- Goal:
Print all entries word for word.

- Record set:
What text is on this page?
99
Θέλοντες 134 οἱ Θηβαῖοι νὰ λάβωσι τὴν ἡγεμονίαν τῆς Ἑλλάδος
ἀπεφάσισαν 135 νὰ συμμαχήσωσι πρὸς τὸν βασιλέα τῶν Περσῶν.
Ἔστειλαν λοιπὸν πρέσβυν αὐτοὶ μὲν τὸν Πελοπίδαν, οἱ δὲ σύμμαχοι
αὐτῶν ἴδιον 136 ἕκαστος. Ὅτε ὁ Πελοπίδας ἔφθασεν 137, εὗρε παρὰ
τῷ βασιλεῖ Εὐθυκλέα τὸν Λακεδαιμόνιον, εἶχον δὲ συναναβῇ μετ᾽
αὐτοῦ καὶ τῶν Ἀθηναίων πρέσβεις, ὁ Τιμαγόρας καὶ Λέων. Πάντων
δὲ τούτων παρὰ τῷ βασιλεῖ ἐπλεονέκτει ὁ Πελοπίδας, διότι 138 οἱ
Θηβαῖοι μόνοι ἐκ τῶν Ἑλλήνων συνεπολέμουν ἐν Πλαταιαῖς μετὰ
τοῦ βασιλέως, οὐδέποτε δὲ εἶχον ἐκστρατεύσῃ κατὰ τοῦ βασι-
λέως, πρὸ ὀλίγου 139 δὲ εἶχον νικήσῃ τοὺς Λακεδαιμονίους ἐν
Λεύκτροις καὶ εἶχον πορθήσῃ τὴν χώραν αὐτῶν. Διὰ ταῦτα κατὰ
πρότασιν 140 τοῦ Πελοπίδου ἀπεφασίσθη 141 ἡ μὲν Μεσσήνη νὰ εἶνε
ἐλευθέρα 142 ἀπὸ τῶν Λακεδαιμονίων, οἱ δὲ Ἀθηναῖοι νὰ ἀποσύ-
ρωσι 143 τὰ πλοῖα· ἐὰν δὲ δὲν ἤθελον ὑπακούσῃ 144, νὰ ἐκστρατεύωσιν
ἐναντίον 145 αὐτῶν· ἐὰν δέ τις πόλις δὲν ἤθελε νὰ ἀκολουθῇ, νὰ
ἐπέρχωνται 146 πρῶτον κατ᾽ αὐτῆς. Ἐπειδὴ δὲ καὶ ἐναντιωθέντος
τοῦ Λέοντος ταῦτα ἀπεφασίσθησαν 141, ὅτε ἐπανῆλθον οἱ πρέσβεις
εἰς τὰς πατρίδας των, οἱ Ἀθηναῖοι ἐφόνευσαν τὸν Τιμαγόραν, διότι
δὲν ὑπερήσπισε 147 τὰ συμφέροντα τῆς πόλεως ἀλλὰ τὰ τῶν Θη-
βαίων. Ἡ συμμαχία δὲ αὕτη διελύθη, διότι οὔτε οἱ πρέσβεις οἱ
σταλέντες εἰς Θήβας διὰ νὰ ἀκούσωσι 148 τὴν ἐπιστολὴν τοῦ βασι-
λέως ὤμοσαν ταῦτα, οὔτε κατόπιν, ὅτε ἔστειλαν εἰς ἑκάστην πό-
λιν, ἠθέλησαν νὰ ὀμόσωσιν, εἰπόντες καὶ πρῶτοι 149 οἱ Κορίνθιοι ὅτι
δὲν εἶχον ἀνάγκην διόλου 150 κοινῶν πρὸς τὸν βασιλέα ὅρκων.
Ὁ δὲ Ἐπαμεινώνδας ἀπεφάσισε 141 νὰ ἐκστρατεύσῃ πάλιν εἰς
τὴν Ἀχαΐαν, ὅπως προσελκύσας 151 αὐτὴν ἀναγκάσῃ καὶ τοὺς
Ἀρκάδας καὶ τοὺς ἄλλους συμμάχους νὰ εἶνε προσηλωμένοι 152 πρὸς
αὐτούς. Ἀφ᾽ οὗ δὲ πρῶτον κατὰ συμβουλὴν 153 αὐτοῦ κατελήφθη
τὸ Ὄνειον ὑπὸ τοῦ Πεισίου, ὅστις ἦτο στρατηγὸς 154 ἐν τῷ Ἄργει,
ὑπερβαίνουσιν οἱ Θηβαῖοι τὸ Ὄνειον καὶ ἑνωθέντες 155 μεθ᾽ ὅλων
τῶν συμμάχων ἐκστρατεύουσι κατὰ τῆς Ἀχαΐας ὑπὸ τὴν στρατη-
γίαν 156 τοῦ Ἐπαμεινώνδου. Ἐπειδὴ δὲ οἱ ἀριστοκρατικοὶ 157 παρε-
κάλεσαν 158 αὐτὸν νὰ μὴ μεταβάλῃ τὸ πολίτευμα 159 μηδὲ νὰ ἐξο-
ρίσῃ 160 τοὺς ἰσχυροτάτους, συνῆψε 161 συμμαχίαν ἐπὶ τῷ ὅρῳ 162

- Result of the exercise:
What text is on this page?
99
Θέλοντες 134 οἱ Θηβαῖοι νὰ λάβωσι τὴν ἡγεμονίαν τῆς Ἑλλάδος
ἀπεφάσισαν 135 νὰ συμμαχήσωσι πρὸς τὸν βασιλέα τῶν Περσῶν.
Ἔστειλαν λοιπὸν πρέσβυν αὐτοὶ μὲν τὸν Πελοπίδαν, οἱ δὲ σύμμαχοι
αὐτῶν ἴδιον 136 ἕκαστος. Ὅτε ὁ Πελοπίδας ἔφθασεν 137, εὗρε παρὰ
τῷ βασιλεῖ Εὐθυκλέα τὸν Λακεδαιμόνιον, εἶχον δὲ συναναβῇ μετ᾽
αὐτοῦ καὶ τῶν Ἀθηναίων πρέσβεις, ὁ Τιμαγόρας καὶ Λέων. Πάντων
δὲ τούτων παρὰ τῷ βασιλεῖ ἐπλεονέκτει ὁ Πελοπίδας, διότι 138 οἱ
Θηβαῖοι μόνοι ἐκ τῶν Ἑλλήνων συνεπολέμουν ἐν Πλαταιαῖς μετὰ
τοῦ βασιλέως, οὐδέποτε δὲ εἶχον ἐκστρατεύσῃ κατὰ τοῦ βασι-
λέως, πρὸ ὀλίγου 139 δὲ εἶχον νικήσῃ τοὺς Λακεδαιμονίους ἐν
Λεύκτροις καὶ εἶχον πορθήσῃ τὴν χώραν αὐτῶν. Διὰ ταῦτα κατὰ
πρότασιν 140 τοῦ Πελοπίδου ἀπεφασίσθη 141 ἡ μὲν Μεσσήνη νὰ εἶνε
ἐλευθέρα 142 ἀπὸ τῶν Λακεδαιμονίων, οἱ δὲ Ἀθηναῖοι νὰ ἀποσύ-
ρωσι 143 τὰ πλοῖα· ἐὰν δὲ δὲν ἤθελον ὑπακούσῃ 144, νὰ ἐκστρατεύωσιν
ἐναντίον 145 αὐτῶν· ἐὰν δέ τις πόλις δὲν ἤθελε νὰ ἀκολουθῇ, νὰ
ἐπέρχωνται 146 πρῶτον κατ᾽ αὐτῆς. Ἐπειδὴ δὲ καὶ ἐναντιωθέντος
τοῦ Λέοντος ταῦτα ἀπεφασίσθησαν 141, ὅτε ἐπανῆλθον οἱ πρέσβεις
εἰς τὰς πατρίδας των, οἱ Ἀθηναῖοι ἐφόνευσαν τὸν Τιμαγόραν, διότι
δὲν ὑπερήσπισε 147 τὰ συμφέροντα τῆς πόλεως ἀλλὰ τὰ τῶν Θη-
βαίων. Ἡ συμμαχία δὲ αὕτη διελύθη, διότι οὔτε οἱ πρέσβεις οἱ
σταλέντες εἰς Θήβας διὰ νὰ ἀκούσωσι 148 τὴν ἐπιστολὴν τοῦ βασι-
λέως ὤμοσαν ταῦτα, οὔτε κατόπιν, ὅτε ἔστειλαν εἰς ἑκάστην πό-
λιν, ἠθέλησαν νὰ ὀμόσωσιν, εἰπόντες καὶ πρῶτοι 149 οἱ Κορίνθιοι ὅτι
δὲν εἶχον ἀνάγκην διόλου 150 κοινῶν πρὸς τὸν βασιλέα ὅρκων.
Ὁ δὲ Ἐπαμεινώνδας ἀπεφάσισε 141 νὰ ἐκστρατεύσῃ πάλιν εἰς
τὴν Ἀχαΐαν, ὅπως προσελκύσας 151 αὐτὴν ἀναγκάσῃ καὶ τοὺς
Ἀρκάδας καὶ τοὺς ἄλλους συμμάχους νὰ εἶνε προσηλωμένοι 152 πρὸς
αὐτούς. Ἀφ᾽ οὗ δὲ πρῶτον κατὰ συμβουλὴν 153 αὐτοῦ κατελήφθη
τὸ Ὄνειον ὑπὸ τοῦ Πεισίου, ὅστις ἦτο στρατηγὸς 154 ἐν τῷ Ἄργει,
ὑπερβαίνουσιν οἱ Θηβαῖοι τὸ Ὄνειον καὶ ἑνωθέντες 155 μεθ᾽ ὅλων
τῶν συμμάχων ἐκστρατεύουσι κατὰ τῆς Ἀχαΐας ὑπὸ τὴν στρατη-
γίαν 156 τοῦ Ἐπαμεινώνδου. Ἐπειδὴ δὲ οἱ ἀριστοκρατικοὶ 157 παρε-
κάλεσαν 158 αὐτὸν νὰ μὴ μεταβάλῃ τὸ πολίτευμα 159 μηδὲ νὰ ἐξο-
ρίσῃ 160 τοὺς ἰσχυροτάτους, συνῆψε 161 συμμαχίαν ἐπὶ τῷ ὅρῳ 162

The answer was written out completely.